■ Required work ■
Search the material below for the word "NetRoute" and copy every line in which it occurs.
==== Input data
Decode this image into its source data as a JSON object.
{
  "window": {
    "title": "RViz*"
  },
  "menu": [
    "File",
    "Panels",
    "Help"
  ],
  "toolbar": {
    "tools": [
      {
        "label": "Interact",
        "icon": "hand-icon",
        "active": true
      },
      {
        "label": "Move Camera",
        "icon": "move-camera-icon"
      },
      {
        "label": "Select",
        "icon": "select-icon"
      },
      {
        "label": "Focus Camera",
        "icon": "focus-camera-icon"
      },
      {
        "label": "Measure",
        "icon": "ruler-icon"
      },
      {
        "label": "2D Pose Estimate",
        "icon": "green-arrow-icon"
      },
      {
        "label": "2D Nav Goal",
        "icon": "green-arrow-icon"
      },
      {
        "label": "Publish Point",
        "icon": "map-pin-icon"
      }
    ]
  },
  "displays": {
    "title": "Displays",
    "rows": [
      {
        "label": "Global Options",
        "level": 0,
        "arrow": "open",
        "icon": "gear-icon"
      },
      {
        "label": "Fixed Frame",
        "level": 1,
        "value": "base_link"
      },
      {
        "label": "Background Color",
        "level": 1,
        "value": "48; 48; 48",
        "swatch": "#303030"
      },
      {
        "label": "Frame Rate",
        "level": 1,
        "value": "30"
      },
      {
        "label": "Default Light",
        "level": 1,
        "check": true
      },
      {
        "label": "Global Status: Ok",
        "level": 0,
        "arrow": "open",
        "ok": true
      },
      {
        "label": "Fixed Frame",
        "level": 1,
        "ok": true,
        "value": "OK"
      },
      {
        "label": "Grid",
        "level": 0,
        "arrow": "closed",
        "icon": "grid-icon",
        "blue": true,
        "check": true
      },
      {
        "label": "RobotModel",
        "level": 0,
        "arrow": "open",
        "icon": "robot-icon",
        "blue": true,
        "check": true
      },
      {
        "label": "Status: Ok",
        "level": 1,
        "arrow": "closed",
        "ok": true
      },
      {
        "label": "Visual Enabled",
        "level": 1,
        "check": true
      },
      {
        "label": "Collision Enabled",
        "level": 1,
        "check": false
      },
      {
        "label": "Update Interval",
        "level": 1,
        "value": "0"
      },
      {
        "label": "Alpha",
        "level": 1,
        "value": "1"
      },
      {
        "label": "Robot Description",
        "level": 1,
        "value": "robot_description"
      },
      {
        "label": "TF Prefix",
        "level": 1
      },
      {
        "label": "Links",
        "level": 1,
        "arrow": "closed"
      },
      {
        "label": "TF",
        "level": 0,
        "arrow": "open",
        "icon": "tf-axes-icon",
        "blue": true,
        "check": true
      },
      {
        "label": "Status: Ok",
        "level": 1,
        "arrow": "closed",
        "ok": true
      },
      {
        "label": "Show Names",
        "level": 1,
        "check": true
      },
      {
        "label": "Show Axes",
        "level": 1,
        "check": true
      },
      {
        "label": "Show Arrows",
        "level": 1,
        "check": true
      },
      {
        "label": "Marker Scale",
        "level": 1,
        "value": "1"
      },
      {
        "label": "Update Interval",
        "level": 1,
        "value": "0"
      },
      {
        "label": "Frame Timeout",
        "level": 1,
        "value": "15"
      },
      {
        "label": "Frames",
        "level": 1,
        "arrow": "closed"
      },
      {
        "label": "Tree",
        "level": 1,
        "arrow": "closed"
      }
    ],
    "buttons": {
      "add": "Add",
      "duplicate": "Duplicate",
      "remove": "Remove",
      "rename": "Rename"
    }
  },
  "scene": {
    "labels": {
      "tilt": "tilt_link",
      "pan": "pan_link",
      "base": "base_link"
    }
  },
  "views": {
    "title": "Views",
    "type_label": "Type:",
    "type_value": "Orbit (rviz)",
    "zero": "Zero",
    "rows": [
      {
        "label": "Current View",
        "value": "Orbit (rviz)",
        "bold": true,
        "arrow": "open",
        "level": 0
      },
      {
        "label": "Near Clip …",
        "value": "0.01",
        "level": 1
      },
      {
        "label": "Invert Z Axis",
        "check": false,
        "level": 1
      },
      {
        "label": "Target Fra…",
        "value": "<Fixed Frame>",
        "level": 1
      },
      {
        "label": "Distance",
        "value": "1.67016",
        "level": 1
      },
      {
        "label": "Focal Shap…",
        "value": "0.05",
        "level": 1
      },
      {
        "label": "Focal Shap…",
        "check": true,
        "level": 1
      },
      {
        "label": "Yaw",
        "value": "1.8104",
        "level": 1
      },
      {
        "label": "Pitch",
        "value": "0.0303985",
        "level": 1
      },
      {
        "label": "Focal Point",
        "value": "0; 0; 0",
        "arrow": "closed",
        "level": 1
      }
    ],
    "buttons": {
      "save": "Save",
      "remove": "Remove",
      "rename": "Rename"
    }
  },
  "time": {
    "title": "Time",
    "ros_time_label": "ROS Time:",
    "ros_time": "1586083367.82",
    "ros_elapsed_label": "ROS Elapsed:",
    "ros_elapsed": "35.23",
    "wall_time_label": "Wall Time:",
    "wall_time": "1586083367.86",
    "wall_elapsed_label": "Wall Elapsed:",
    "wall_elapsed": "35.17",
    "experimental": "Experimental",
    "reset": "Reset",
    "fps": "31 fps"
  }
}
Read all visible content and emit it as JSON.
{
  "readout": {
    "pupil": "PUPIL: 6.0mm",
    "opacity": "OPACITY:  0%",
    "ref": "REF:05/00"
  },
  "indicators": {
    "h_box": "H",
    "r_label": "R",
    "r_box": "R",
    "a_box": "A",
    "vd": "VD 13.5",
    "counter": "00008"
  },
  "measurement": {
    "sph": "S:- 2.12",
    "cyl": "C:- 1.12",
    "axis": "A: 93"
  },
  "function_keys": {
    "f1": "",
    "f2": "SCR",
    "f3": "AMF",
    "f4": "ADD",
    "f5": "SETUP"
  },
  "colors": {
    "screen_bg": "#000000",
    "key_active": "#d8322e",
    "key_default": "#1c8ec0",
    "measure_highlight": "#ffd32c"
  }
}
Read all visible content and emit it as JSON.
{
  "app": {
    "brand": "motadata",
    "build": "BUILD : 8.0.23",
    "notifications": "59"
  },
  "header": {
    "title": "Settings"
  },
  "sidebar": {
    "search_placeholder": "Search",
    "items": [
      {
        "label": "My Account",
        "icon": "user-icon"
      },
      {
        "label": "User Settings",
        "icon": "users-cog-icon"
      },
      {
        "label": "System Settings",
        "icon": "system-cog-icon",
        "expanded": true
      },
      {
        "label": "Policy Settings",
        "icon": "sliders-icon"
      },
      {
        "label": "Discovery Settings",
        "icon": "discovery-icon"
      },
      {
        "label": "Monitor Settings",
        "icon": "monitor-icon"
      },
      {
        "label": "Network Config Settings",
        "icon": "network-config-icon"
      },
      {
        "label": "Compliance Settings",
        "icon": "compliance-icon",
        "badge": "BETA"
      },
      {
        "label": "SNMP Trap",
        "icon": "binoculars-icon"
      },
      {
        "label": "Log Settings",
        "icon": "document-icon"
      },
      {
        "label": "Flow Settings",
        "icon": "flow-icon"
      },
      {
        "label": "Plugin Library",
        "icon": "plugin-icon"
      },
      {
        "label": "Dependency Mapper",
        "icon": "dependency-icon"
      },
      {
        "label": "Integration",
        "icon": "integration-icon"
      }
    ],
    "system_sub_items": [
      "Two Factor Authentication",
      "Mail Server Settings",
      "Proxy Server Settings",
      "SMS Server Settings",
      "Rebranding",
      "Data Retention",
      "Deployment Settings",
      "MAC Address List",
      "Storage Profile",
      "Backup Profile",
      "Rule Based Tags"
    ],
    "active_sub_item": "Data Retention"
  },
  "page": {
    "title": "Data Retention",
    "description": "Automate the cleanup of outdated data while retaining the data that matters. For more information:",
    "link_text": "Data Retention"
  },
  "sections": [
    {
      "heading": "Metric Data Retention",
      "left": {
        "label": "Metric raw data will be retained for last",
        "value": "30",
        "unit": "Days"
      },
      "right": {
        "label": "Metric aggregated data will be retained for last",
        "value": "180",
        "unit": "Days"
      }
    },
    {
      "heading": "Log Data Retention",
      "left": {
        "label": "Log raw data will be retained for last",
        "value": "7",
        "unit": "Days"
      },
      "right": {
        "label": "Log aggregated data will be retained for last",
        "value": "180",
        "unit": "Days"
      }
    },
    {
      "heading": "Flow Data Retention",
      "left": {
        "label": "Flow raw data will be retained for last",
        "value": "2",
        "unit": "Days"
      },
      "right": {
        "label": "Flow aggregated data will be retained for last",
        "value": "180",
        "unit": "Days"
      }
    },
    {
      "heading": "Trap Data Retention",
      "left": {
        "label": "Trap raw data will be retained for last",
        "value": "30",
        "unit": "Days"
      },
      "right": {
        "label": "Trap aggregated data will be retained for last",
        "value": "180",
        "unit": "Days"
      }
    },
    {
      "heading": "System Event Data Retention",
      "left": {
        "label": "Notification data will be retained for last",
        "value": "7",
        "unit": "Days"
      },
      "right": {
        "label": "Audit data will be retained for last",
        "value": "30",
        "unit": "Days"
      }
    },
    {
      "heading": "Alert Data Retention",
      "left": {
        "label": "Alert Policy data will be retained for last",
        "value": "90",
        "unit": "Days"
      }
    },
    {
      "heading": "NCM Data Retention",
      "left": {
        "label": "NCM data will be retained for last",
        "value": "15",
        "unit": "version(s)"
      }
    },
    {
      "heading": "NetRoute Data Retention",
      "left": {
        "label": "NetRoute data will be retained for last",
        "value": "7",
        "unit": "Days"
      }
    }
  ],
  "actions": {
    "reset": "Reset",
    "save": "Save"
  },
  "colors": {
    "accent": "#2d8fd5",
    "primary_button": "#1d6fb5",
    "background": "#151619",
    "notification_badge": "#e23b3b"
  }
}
========
■ Written response ■
      "heading": "NetRoute Data Retention",
        "label": "NetRoute data will be retained for last",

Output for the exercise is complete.